==== Available records
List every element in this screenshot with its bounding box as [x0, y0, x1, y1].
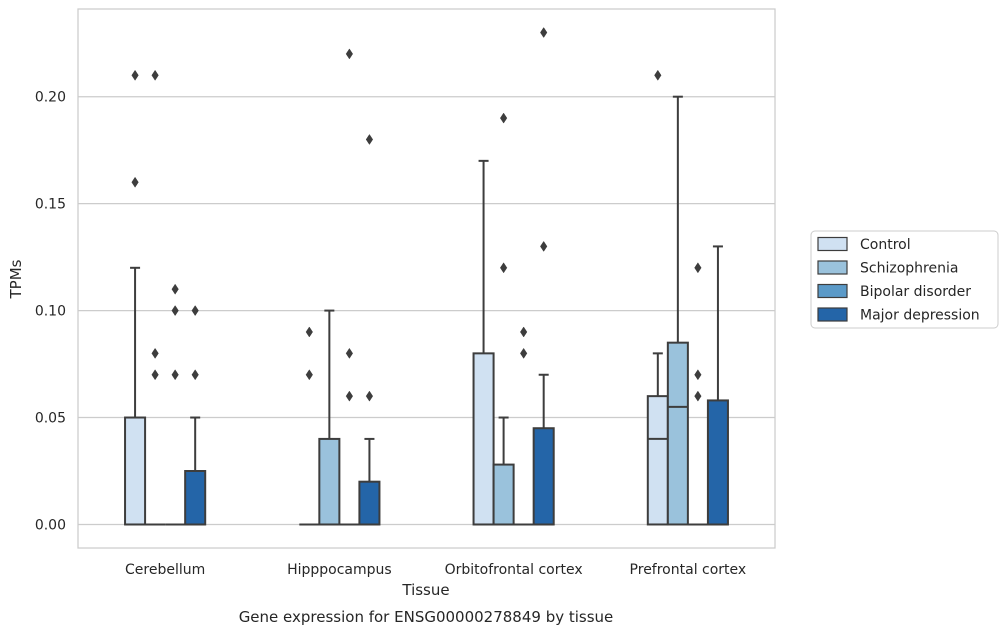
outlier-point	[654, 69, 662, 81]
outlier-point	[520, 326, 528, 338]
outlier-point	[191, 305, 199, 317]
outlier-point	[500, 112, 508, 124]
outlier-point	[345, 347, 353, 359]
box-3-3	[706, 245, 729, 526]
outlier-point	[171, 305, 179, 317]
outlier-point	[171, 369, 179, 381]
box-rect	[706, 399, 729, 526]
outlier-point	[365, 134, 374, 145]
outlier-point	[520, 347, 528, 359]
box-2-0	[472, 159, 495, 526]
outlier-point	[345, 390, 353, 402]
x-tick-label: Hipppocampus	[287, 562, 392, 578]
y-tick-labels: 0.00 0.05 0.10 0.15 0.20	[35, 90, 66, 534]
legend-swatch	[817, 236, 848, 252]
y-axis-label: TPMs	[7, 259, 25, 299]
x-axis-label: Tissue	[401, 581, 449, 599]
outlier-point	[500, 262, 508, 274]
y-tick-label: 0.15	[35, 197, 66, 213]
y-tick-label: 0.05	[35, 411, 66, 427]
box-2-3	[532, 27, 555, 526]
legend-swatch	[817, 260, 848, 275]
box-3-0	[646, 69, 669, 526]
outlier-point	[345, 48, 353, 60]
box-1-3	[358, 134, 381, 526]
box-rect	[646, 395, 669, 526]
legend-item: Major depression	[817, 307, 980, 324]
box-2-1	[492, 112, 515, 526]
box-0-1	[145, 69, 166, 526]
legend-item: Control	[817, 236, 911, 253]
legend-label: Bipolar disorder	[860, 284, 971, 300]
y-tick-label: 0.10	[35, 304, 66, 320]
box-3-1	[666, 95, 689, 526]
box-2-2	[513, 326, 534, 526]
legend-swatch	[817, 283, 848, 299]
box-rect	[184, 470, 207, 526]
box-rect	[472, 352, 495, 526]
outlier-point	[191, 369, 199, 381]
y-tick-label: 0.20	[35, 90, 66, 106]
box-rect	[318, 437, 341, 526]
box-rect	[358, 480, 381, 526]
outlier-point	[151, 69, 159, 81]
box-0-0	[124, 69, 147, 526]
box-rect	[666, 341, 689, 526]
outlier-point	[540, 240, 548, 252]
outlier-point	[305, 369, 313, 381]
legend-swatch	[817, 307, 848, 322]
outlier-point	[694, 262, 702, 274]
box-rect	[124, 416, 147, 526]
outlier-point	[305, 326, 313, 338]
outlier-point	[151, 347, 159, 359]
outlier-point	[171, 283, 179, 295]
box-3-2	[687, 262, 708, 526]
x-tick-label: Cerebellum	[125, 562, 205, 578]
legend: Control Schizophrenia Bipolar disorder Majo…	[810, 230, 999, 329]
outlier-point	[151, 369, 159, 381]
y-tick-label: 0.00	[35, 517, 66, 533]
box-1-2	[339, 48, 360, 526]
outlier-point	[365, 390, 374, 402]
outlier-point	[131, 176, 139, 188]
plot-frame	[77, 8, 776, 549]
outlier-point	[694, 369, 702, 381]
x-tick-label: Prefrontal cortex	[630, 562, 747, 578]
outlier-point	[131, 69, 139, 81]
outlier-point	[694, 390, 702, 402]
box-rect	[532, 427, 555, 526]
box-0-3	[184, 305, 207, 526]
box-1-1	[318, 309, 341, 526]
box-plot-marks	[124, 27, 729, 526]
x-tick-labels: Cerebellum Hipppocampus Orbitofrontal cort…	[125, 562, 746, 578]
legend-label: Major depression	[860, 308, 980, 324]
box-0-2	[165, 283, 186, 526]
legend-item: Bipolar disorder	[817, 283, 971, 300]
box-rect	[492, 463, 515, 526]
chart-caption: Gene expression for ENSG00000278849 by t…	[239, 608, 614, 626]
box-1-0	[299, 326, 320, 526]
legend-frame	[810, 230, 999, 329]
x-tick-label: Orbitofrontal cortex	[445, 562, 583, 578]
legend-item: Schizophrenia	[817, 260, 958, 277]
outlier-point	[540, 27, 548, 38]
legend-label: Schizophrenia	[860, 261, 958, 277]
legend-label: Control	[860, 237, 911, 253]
========
==== Available records
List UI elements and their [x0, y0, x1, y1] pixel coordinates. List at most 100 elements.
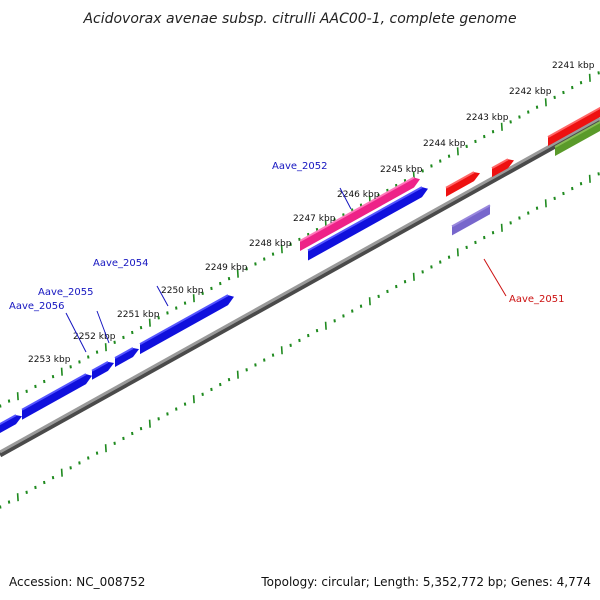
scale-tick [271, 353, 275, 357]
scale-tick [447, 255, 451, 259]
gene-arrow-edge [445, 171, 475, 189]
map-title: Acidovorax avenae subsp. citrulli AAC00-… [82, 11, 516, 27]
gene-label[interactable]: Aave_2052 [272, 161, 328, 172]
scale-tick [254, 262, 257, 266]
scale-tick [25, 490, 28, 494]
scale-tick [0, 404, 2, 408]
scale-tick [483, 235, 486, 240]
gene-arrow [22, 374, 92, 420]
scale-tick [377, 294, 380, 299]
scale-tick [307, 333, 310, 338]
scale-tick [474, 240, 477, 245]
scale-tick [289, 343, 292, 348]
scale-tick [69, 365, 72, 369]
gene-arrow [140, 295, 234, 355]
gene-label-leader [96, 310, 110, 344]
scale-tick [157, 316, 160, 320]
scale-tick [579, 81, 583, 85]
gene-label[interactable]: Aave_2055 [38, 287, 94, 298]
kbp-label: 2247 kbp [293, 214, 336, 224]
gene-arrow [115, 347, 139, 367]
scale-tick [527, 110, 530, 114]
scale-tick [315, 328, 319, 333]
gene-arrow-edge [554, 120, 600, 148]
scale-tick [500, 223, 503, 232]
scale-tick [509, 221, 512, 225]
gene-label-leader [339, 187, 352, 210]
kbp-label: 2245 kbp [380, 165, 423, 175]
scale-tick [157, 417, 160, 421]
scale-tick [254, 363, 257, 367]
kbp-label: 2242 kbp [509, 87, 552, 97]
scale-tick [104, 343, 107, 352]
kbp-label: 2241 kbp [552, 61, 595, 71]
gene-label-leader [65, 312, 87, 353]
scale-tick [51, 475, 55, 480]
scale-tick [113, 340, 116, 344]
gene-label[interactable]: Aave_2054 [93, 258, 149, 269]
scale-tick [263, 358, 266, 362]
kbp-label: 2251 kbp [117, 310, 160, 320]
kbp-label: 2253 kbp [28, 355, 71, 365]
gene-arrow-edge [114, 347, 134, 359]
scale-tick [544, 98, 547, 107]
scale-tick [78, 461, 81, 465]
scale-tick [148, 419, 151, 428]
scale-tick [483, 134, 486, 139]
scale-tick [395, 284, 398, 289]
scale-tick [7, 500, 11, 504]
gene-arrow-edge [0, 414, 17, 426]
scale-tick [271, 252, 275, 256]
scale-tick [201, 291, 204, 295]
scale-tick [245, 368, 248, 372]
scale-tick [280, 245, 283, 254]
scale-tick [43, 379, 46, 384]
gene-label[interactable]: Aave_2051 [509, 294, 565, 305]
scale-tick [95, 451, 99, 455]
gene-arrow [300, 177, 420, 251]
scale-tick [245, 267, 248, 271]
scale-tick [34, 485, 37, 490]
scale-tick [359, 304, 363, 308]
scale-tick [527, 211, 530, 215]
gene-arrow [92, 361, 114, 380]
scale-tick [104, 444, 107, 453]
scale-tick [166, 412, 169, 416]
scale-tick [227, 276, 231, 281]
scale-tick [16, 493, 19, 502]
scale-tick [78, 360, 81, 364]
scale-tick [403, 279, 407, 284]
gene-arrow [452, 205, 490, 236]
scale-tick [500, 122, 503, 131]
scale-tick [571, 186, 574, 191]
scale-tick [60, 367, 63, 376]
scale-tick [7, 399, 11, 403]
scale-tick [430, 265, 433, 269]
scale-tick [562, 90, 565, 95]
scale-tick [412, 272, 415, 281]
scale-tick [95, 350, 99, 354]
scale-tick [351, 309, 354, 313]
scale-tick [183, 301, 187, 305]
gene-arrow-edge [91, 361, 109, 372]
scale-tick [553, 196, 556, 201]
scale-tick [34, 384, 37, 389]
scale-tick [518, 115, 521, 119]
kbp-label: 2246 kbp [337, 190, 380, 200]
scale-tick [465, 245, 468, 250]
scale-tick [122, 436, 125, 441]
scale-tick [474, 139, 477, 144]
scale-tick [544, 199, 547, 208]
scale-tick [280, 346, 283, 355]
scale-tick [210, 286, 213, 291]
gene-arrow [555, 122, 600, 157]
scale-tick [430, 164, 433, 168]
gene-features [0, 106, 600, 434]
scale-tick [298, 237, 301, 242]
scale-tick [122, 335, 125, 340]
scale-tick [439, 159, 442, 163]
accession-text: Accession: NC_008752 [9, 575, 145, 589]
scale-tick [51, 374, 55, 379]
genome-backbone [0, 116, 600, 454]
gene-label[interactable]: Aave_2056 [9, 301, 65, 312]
========
==== Available records
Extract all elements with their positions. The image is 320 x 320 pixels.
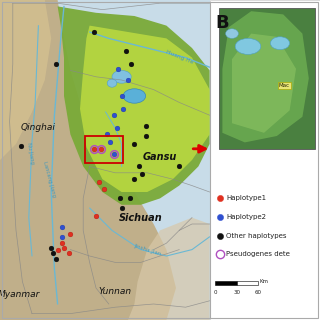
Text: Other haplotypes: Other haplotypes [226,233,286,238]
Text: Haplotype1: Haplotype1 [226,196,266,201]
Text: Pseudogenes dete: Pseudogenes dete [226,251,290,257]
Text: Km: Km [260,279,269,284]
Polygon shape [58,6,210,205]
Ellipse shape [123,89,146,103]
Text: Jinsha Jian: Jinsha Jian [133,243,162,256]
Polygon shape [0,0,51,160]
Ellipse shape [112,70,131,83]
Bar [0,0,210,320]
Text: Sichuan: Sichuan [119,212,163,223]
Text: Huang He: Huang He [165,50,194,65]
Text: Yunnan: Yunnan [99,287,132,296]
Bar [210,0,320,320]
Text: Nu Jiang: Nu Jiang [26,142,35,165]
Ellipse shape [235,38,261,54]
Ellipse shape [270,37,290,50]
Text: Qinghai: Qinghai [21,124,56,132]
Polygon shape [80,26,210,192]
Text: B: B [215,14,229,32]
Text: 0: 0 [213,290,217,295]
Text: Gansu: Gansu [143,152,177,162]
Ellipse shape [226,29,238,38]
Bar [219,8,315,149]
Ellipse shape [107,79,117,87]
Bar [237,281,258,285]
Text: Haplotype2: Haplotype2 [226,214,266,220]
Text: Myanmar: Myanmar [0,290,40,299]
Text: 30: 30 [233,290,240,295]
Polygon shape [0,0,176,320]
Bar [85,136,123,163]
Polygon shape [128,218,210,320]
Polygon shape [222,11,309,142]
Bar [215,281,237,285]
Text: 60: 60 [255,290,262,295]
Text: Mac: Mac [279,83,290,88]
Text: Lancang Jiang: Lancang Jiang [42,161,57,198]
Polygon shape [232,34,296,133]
========
▸ **What to do**: Find each line above that contains "List", and copy those lines.

▸ **Exercise response**:
List every element in this screenshot with its bounding box as [x0, y0, x1, y1].
List UI elements and their [x0, y0, x1, y1] pixel coordinates. List at most 100 elements.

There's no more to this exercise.